::: SUPPLIED DATA :::
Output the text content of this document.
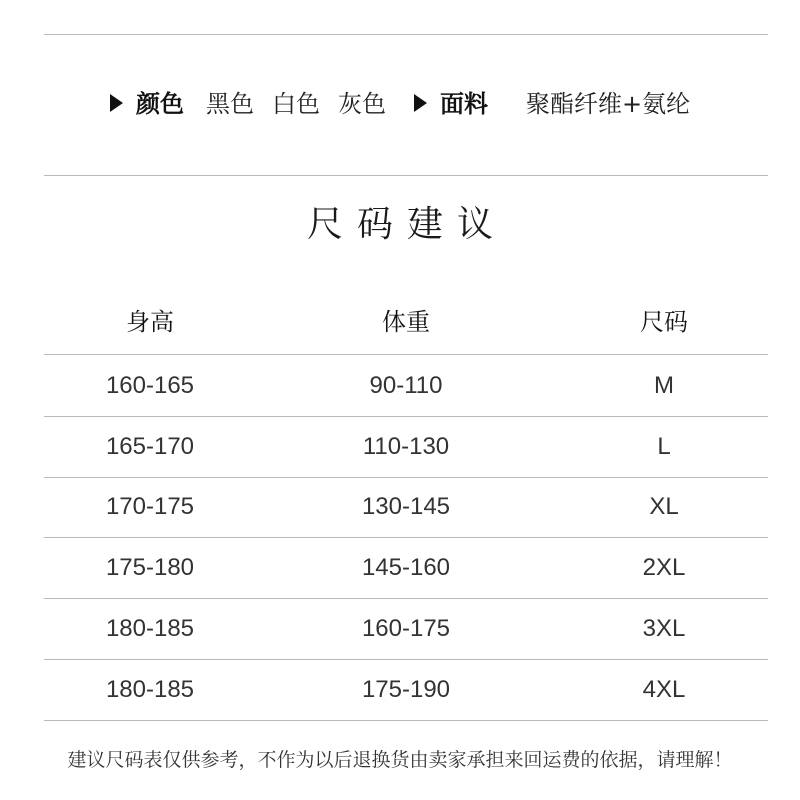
颜色 黑色 白色 灰色 面料 聚酯纤维+氨纶
尺码建议
身高	体重	尺码
160-165	90-110	M
165-170	110-130	L
170-175	130-145	XL
175-180	145-160	2XL
180-185	160-175	3XL
180-185	175-190	4XL
建议尺码表仅供参考，不作为以后退换货由卖家承担来回运费的依据，请理解！
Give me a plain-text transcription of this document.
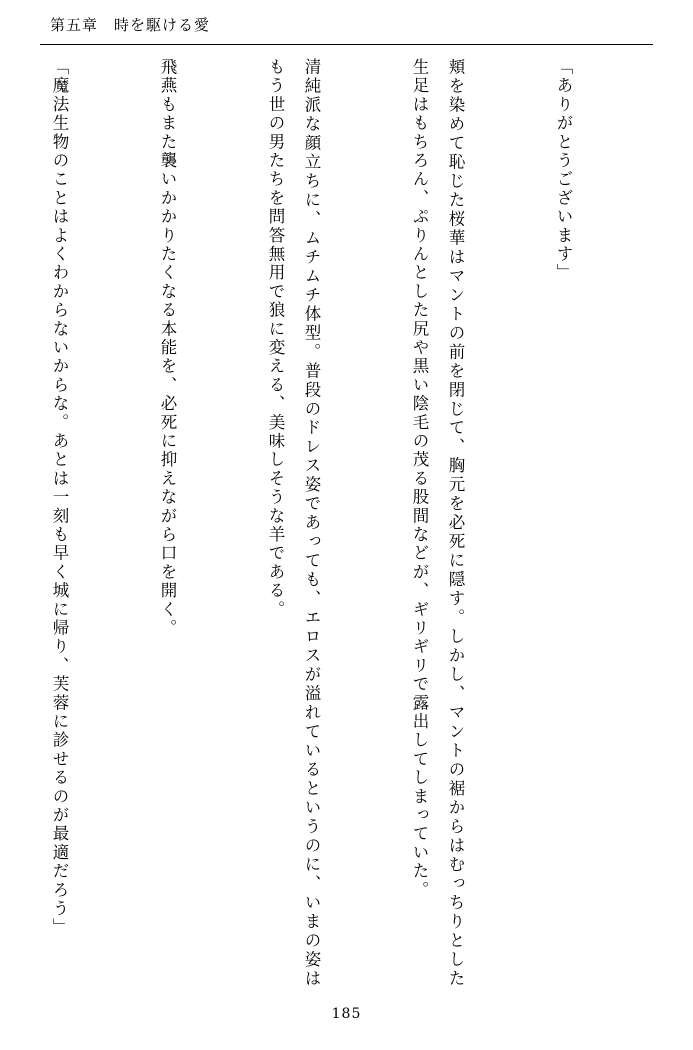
第五章　時を駆ける愛

「ありがとうございます」

頬を染めて恥じた桜華はマントの前を閉じて、胸元を必死に隠す。しかし、マントの裾からはむっちりとした生足はもちろん、ぷりんとした尻や黒い陰毛の茂る股間などが、ギリギリで露出してしまっていた。

清純派な顔立ちに、ムチムチ体型。普段のドレス姿であっても、エロスが溢れているというのに、いまの姿はもう世の男たちを問答無用で狼に変える、美味しそうな羊である。

飛燕もまた襲いかかりたくなる本能を、必死に抑えながら口を開く。

「魔法生物のことはよくわからないからな。あとは一刻も早く城に帰り、芙蓉に診せるのが最適だろう」

185
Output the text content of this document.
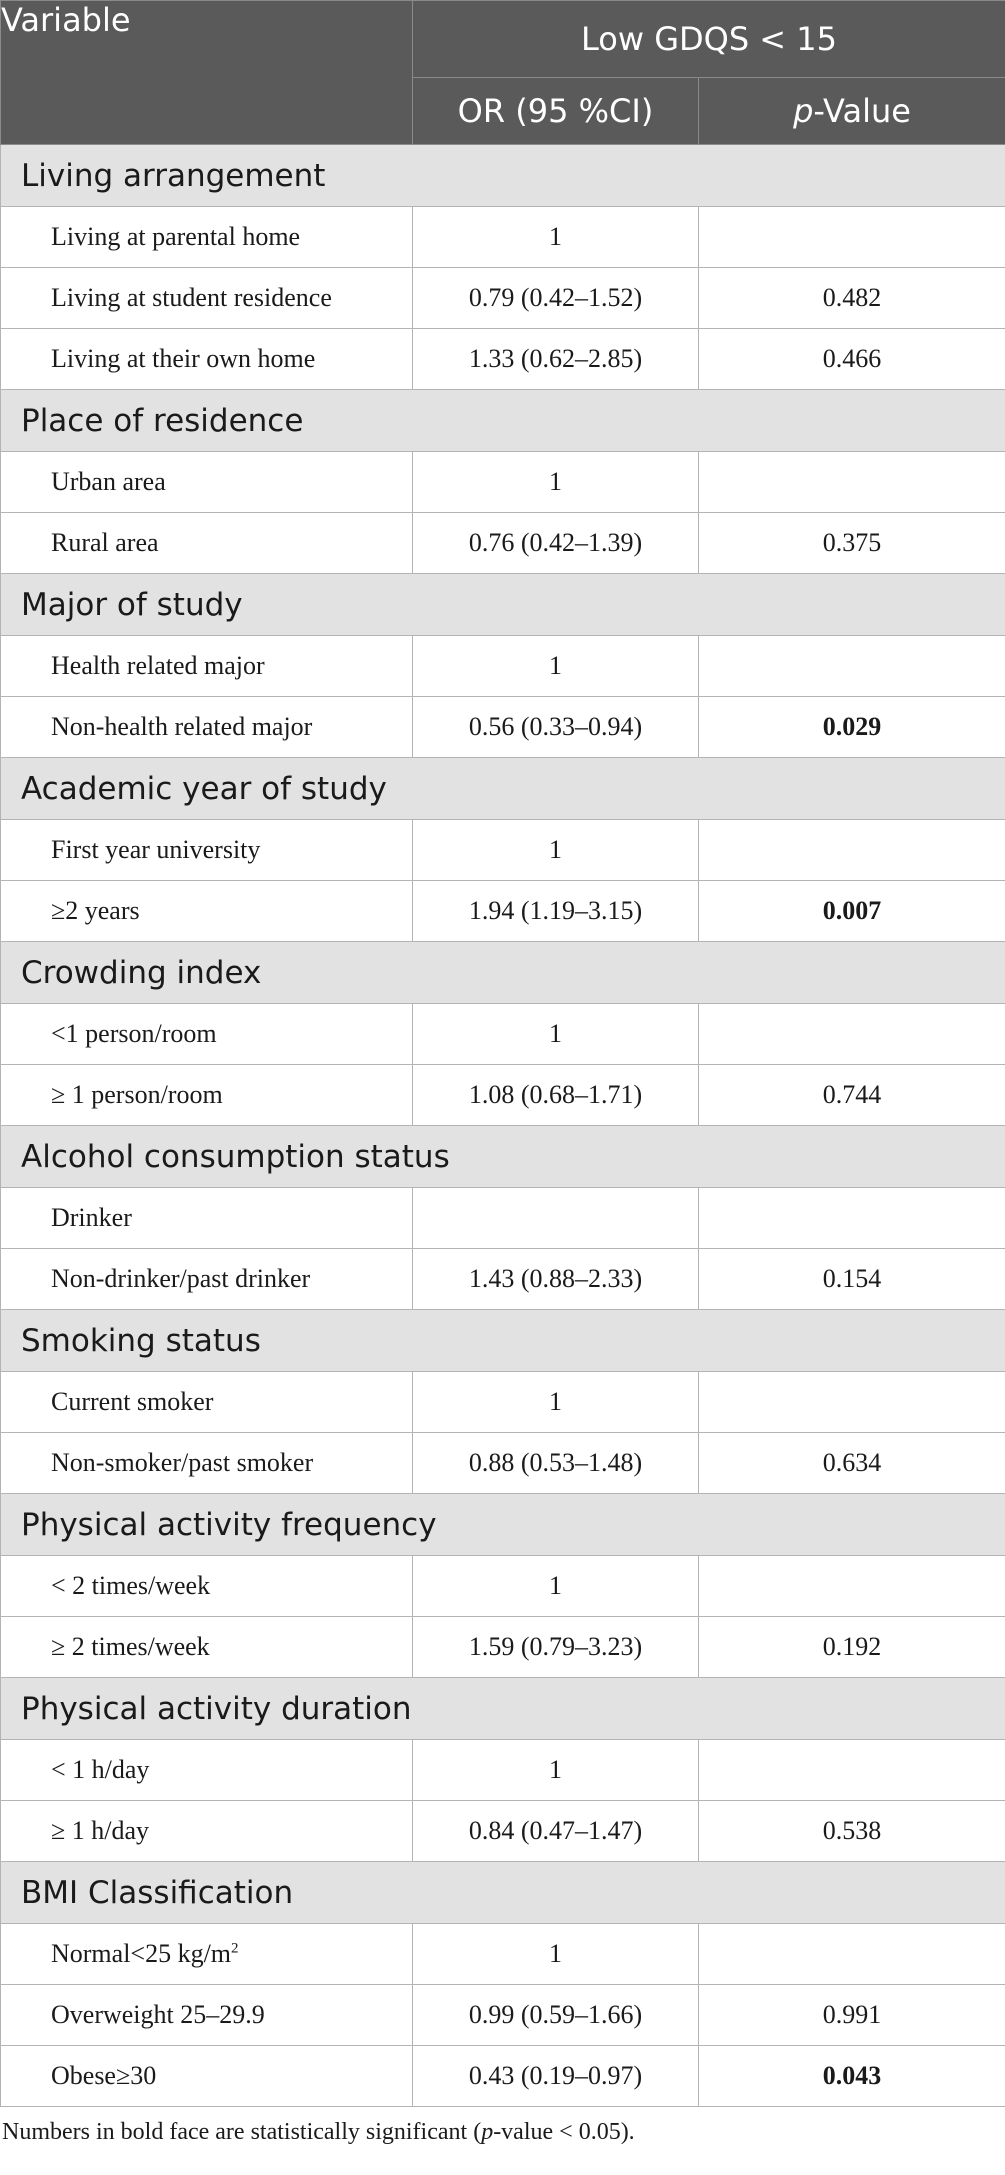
Variable	Low GDQS < 15	
	OR (95 %CI)	p-Value
Living arrangement		
Living at parental home	1	
Living at student residence	0.79 (0.42–1.52)	0.482
Living at their own home	1.33 (0.62–2.85)	0.466
Place of residence		
Urban area	1	
Rural area	0.76 (0.42–1.39)	0.375
Major of study		
Health related major	1	
Non-health related major	0.56 (0.33–0.94)	0.029
Academic year of study		
First year university	1	
≥2 years	1.94 (1.19–3.15)	0.007
Crowding index		
<1 person/room	1	
≥ 1 person/room	1.08 (0.68–1.71)	0.744
Alcohol consumption status		
Drinker		
Non-drinker/past drinker	1.43 (0.88–2.33)	0.154
Smoking status		
Current smoker	1	
Non-smoker/past smoker	0.88 (0.53–1.48)	0.634
Physical activity frequency		
< 2 times/week	1	
≥ 2 times/week	1.59 (0.79–3.23)	0.192
Physical activity duration		
< 1 h/day	1	
≥ 1 h/day	0.84 (0.47–1.47)	0.538
BMI Classification		
Normal<25 $kg/m^2$	1	
Overweight 25–29.9	0.99 (0.59–1.66)	0.991
Obese≥30	0.43 (0.19–0.97)	0.043
Numbers in bold face are statistically significant (p-value < 0.05).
:::
GIVEN TASK:
How many of the listing's lines contain "times"? Respond with a single number and nothing else.

RESULT OF THIS TASK:
2